-- Start GIVEN RECORDS --
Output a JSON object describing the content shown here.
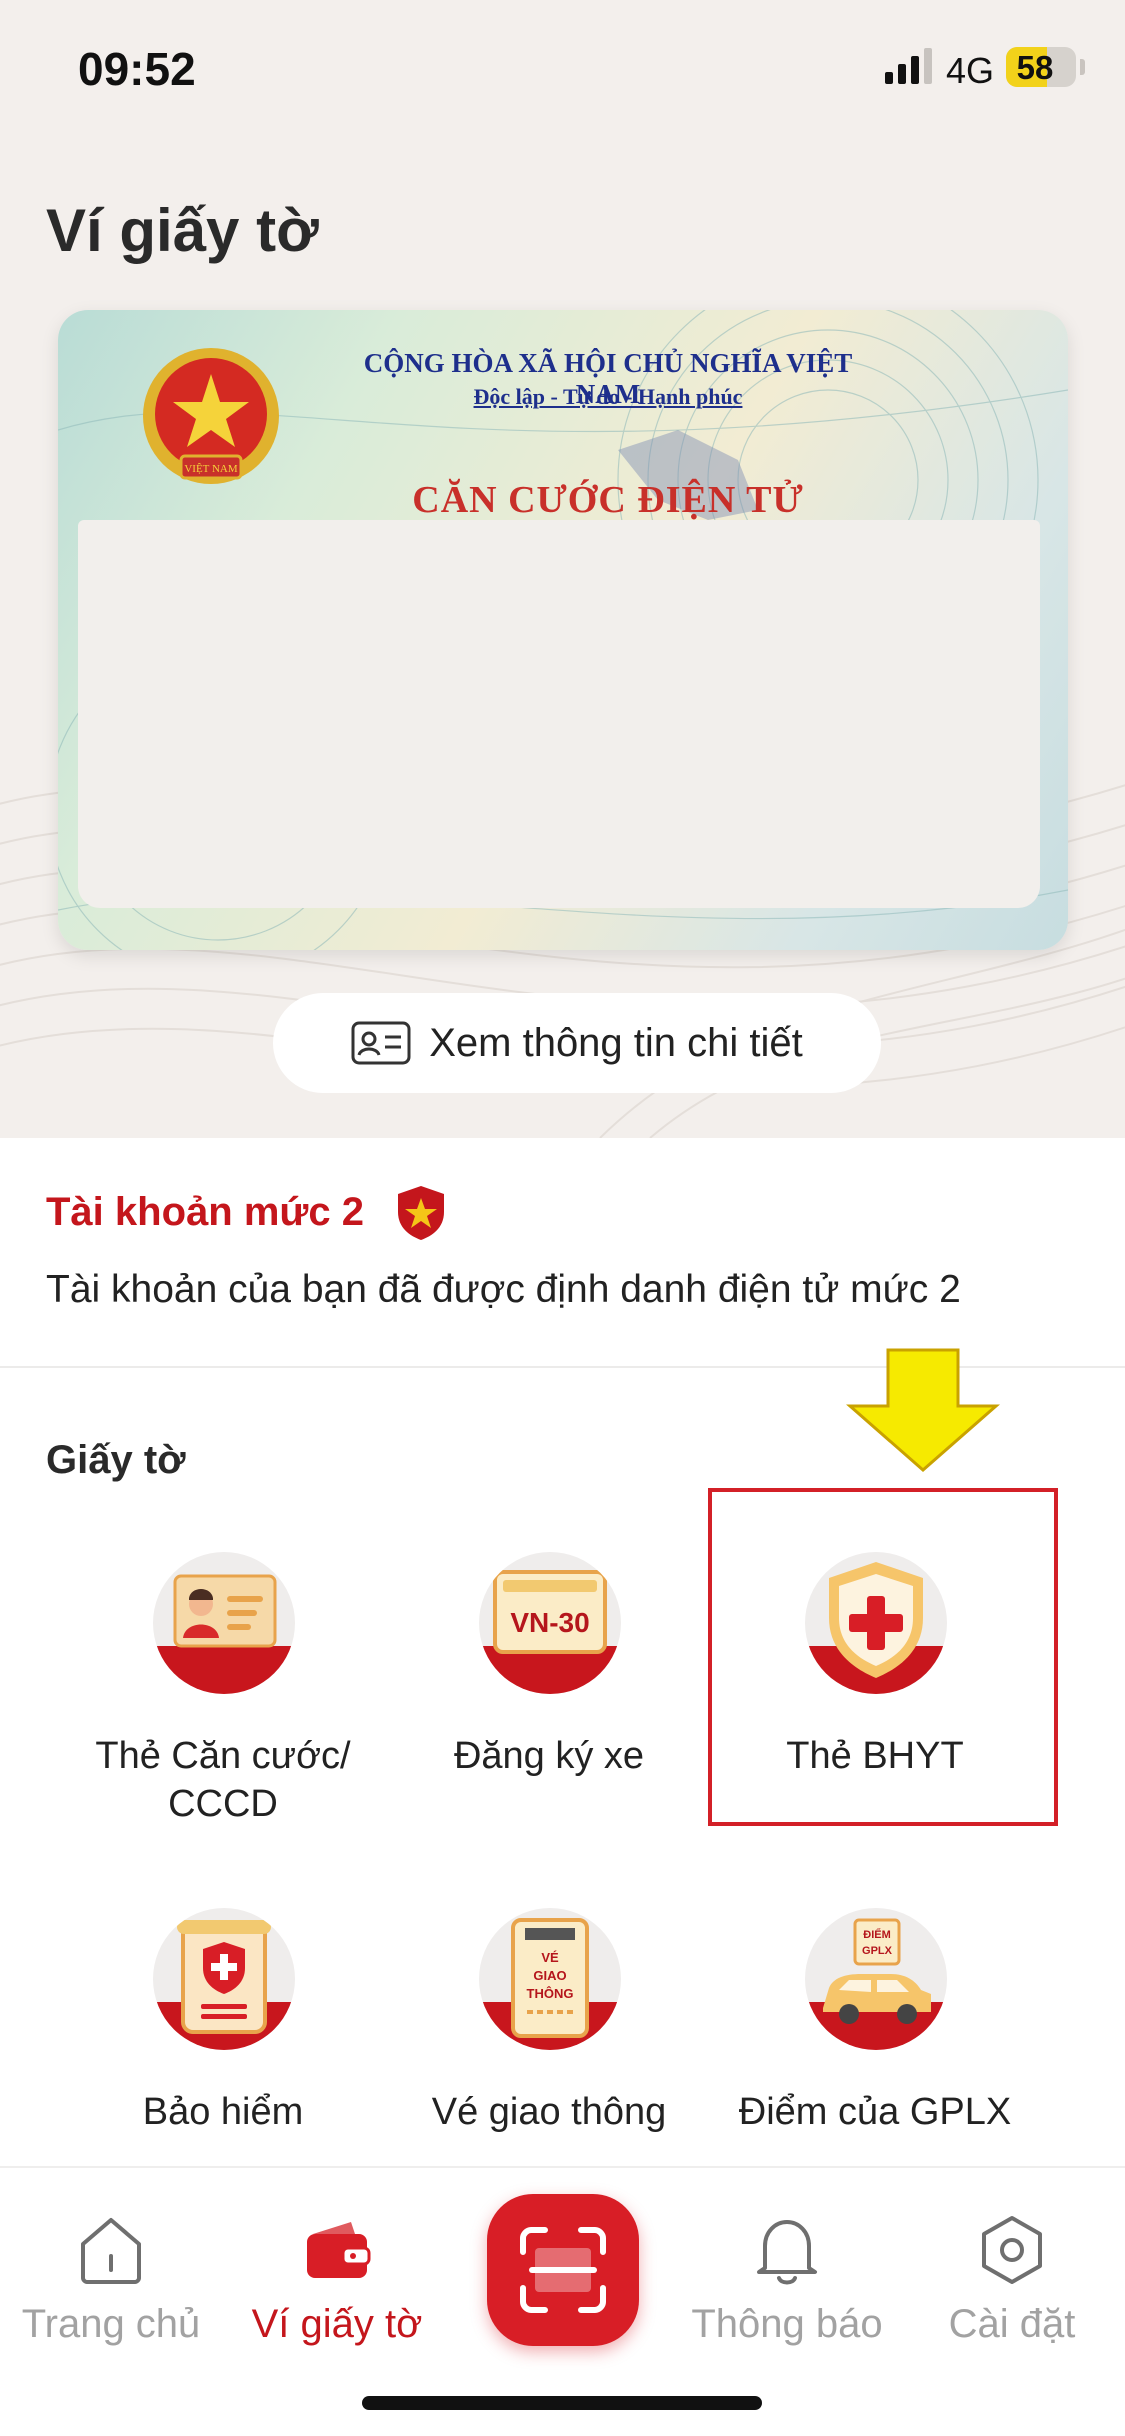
{
  "status_bar": {
    "time": "09:52",
    "network": "4G",
    "battery": "58",
    "battery_level": 0.58
  },
  "page_title": "Ví giấy tờ",
  "id_card": {
    "republic": "CỘNG HÒA XÃ HỘI CHỦ NGHĨA VIỆT NAM",
    "motto": "Độc lập - Tự do - Hạnh phúc",
    "title": "CĂN CƯỚC ĐIỆN TỬ",
    "emblem_text": "VIỆT NAM"
  },
  "detail_button": {
    "label": "Xem thông tin chi tiết",
    "icon": "id-card-icon"
  },
  "account": {
    "level_title": "Tài khoản mức 2",
    "badge_icon": "shield-star-icon",
    "description": "Tài khoản của bạn đã được định danh điện tử mức 2"
  },
  "documents": {
    "title": "Giấy tờ",
    "items": [
      {
        "label_line1": "Thẻ Căn cước/",
        "label_line2": "CCCD",
        "icon": "citizen-card-icon"
      },
      {
        "label_line1": "Đăng ký xe",
        "label_line2": "",
        "icon": "vehicle-plate-icon",
        "plate_text": "VN-30"
      },
      {
        "label_line1": "Thẻ BHYT",
        "label_line2": "",
        "icon": "health-insurance-shield-icon",
        "highlighted": true
      },
      {
        "label_line1": "Bảo hiểm",
        "label_line2": "",
        "icon": "insurance-document-icon"
      },
      {
        "label_line1": "Vé giao thông",
        "label_line2": "",
        "icon": "traffic-ticket-icon",
        "ticket_text": [
          "VÉ",
          "GIAO",
          "THÔNG"
        ]
      },
      {
        "label_line1": "Điểm của GPLX",
        "label_line2": "",
        "icon": "driving-license-points-icon",
        "sign_text": [
          "ĐIỂM",
          "GPLX"
        ]
      }
    ]
  },
  "bottom_nav": {
    "items": [
      {
        "label": "Trang chủ",
        "icon": "home-icon",
        "active": false
      },
      {
        "label": "Ví giấy tờ",
        "icon": "wallet-icon",
        "active": true
      },
      {
        "label": "",
        "icon": "scan-qr-icon",
        "active": false
      },
      {
        "label": "Thông báo",
        "icon": "bell-icon",
        "active": false
      },
      {
        "label": "Cài đặt",
        "icon": "settings-hex-icon",
        "active": false
      }
    ]
  },
  "colors": {
    "brand_red": "#c4161c",
    "highlight_red": "#d32027",
    "arrow_yellow": "#f6ea00",
    "background_beige": "#f3efec"
  }
}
-- End GIVEN RECORDS --
• EXERCISE GOAL: Strip out the images, then output the records above word for word.

• WRITTEN SOLUTION:
Output a JSON object describing the content shown here.
{
  "status_bar": {
    "time": "09:52",
    "network": "4G",
    "battery": "58",
    "battery_level": 0.58
  },
  "page_title": "Ví giấy tờ",
  "id_card": {
    "republic": "CỘNG HÒA XÃ HỘI CHỦ NGHĨA VIỆT NAM",
    "motto": "Độc lập - Tự do - Hạnh phúc",
    "title": "CĂN CƯỚC ĐIỆN TỬ",
    "emblem_text": "VIỆT NAM"
  },
  "detail_button": {
    "label": "Xem thông tin chi tiết",
    "icon": "id-card-icon"
  },
  "account": {
    "level_title": "Tài khoản mức 2",
    "badge_icon": "shield-star-icon",
    "description": "Tài khoản của bạn đã được định danh điện tử mức 2"
  },
  "documents": {
    "title": "Giấy tờ",
    "items": [
      {
        "label_line1": "Thẻ Căn cước/",
        "label_line2": "CCCD",
        "icon": "citizen-card-icon"
      },
      {
        "label_line1": "Đăng ký xe",
        "label_line2": "",
        "icon": "vehicle-plate-icon",
        "plate_text": "VN-30"
      },
      {
        "label_line1": "Thẻ BHYT",
        "label_line2": "",
        "icon": "health-insurance-shield-icon",
        "highlighted": true
      },
      {
        "label_line1": "Bảo hiểm",
        "label_line2": "",
        "icon": "insurance-document-icon"
      },
      {
        "label_line1": "Vé giao thông",
        "label_line2": "",
        "icon": "traffic-ticket-icon",
        "ticket_text": [
          "VÉ",
          "GIAO",
          "THÔNG"
        ]
      },
      {
        "label_line1": "Điểm của GPLX",
        "label_line2": "",
        "icon": "driving-license-points-icon",
        "sign_text": [
          "ĐIỂM",
          "GPLX"
        ]
      }
    ]
  },
  "bottom_nav": {
    "items": [
      {
        "label": "Trang chủ",
        "icon": "home-icon",
        "active": false
      },
      {
        "label": "Ví giấy tờ",
        "icon": "wallet-icon",
        "active": true
      },
      {
        "label": "",
        "icon": "scan-qr-icon",
        "active": false
      },
      {
        "label": "Thông báo",
        "icon": "bell-icon",
        "active": false
      },
      {
        "label": "Cài đặt",
        "icon": "settings-hex-icon",
        "active": false
      }
    ]
  },
  "colors": {
    "brand_red": "#c4161c",
    "highlight_red": "#d32027",
    "arrow_yellow": "#f6ea00",
    "background_beige": "#f3efec"
  }
}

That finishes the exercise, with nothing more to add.